>> Start
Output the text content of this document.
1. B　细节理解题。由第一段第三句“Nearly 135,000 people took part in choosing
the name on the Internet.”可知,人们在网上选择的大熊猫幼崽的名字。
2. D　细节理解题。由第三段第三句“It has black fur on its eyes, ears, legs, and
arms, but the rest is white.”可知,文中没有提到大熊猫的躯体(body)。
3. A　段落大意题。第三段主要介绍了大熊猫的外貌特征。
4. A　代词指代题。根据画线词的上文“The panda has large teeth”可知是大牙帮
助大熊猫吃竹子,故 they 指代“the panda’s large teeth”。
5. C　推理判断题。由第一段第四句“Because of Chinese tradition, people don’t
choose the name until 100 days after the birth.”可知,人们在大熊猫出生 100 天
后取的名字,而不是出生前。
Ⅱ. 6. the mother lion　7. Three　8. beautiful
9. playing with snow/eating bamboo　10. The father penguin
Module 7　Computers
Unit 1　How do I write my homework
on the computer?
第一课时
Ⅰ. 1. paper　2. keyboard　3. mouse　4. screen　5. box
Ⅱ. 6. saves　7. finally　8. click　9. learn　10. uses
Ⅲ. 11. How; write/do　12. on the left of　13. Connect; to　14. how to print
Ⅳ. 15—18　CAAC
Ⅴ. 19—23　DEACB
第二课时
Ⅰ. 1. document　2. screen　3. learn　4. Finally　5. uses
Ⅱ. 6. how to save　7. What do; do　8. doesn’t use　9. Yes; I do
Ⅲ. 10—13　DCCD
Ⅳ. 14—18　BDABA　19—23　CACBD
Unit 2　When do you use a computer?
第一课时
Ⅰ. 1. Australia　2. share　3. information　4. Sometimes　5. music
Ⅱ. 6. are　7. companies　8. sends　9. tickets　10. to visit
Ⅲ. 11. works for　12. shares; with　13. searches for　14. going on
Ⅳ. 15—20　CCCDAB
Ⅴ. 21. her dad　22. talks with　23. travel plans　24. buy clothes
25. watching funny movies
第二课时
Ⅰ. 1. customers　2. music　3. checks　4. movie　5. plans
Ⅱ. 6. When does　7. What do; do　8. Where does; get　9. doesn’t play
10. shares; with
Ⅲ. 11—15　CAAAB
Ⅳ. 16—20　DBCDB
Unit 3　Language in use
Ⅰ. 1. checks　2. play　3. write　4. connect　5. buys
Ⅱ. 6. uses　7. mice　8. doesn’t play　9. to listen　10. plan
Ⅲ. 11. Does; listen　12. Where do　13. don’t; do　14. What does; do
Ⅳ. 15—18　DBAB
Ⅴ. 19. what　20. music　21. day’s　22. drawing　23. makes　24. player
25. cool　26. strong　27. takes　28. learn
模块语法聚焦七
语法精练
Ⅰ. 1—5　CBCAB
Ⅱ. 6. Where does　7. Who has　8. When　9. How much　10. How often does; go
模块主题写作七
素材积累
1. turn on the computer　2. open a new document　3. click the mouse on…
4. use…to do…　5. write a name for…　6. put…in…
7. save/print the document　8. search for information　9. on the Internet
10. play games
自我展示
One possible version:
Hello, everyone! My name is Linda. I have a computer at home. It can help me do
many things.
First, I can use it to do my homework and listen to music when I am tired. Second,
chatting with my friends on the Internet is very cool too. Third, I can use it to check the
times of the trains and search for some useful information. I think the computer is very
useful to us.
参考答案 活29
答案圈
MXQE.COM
>> End
**GIVEN TASK:**
From the records given above, copy all lines containing "mouse".

**EXERCISE ANSWER:**
Ⅰ. 1. paper　2. keyboard　3. mouse　4. screen　5. box
1. turn on the computer　2. open a new document　3. click the mouse on…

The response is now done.